What to produce: Write out the records that appear below, verbatim and complete, but without pictures.

═════ Material for this task ═════

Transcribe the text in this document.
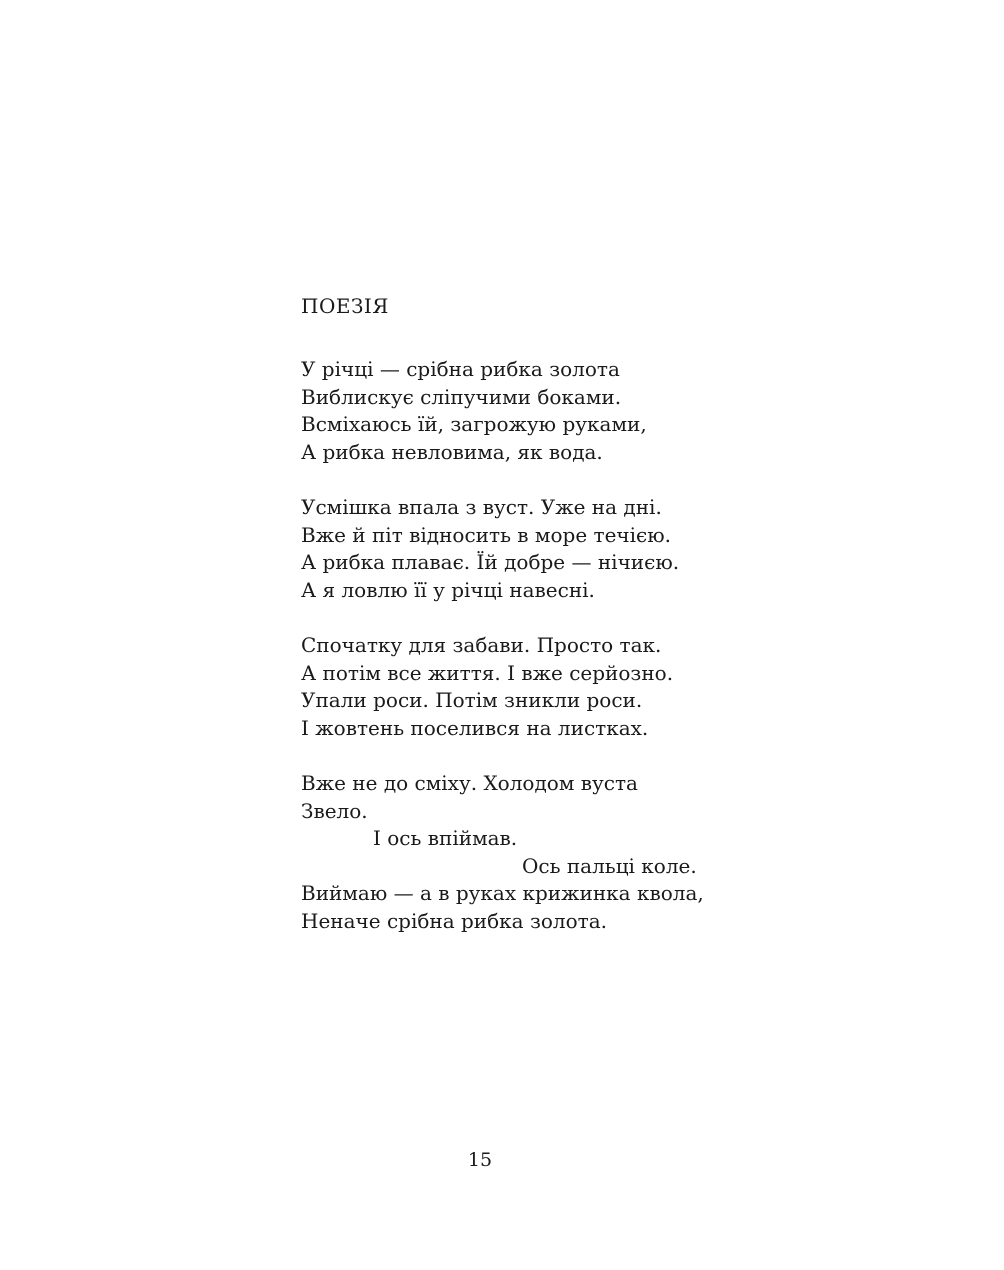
ПОЕЗІЯ

У річці — срібна рибка золота
Виблискує сліпучими боками.
Всміхаюсь їй, загрожую руками,
А рибка невловима, як вода.

Усмішка впала з вуст. Уже на дні.
Вже й піт відносить в море течією.
А рибка плаває. Їй добре — нічиєю.
А я ловлю її у річці навесні.

Спочатку для забави. Просто так.
А потім все життя. І вже серйозно.
Упали роси. Потім зникли роси.
І жовтень поселився на листках.

Вже не до сміху. Холодом вуста
Звело.
І ось впіймав.
Ось пальці коле.
Виймаю — а в руках крижинка квола,
Неначе срібна рибка золота.

15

═════

Answer to this problem:
Transcribe the text in this document.
ПОЕЗІЯ

У річці — срібна рибка золота
Виблискує сліпучими боками.
Всміхаюсь їй, загрожую руками,
А рибка невловима, як вода.

Усмішка впала з вуст. Уже на дні.
Вже й піт відносить в море течією.
А рибка плаває. Їй добре — нічиєю.
А я ловлю її у річці навесні.

Спочатку для забави. Просто так.
А потім все життя. І вже серйозно.
Упали роси. Потім зникли роси.
І жовтень поселився на листках.

Вже не до сміху. Холодом вуста
Звело.
І ось впіймав.
Ось пальці коле.
Виймаю — а в руках крижинка квола,
Неначе срібна рибка золота.

15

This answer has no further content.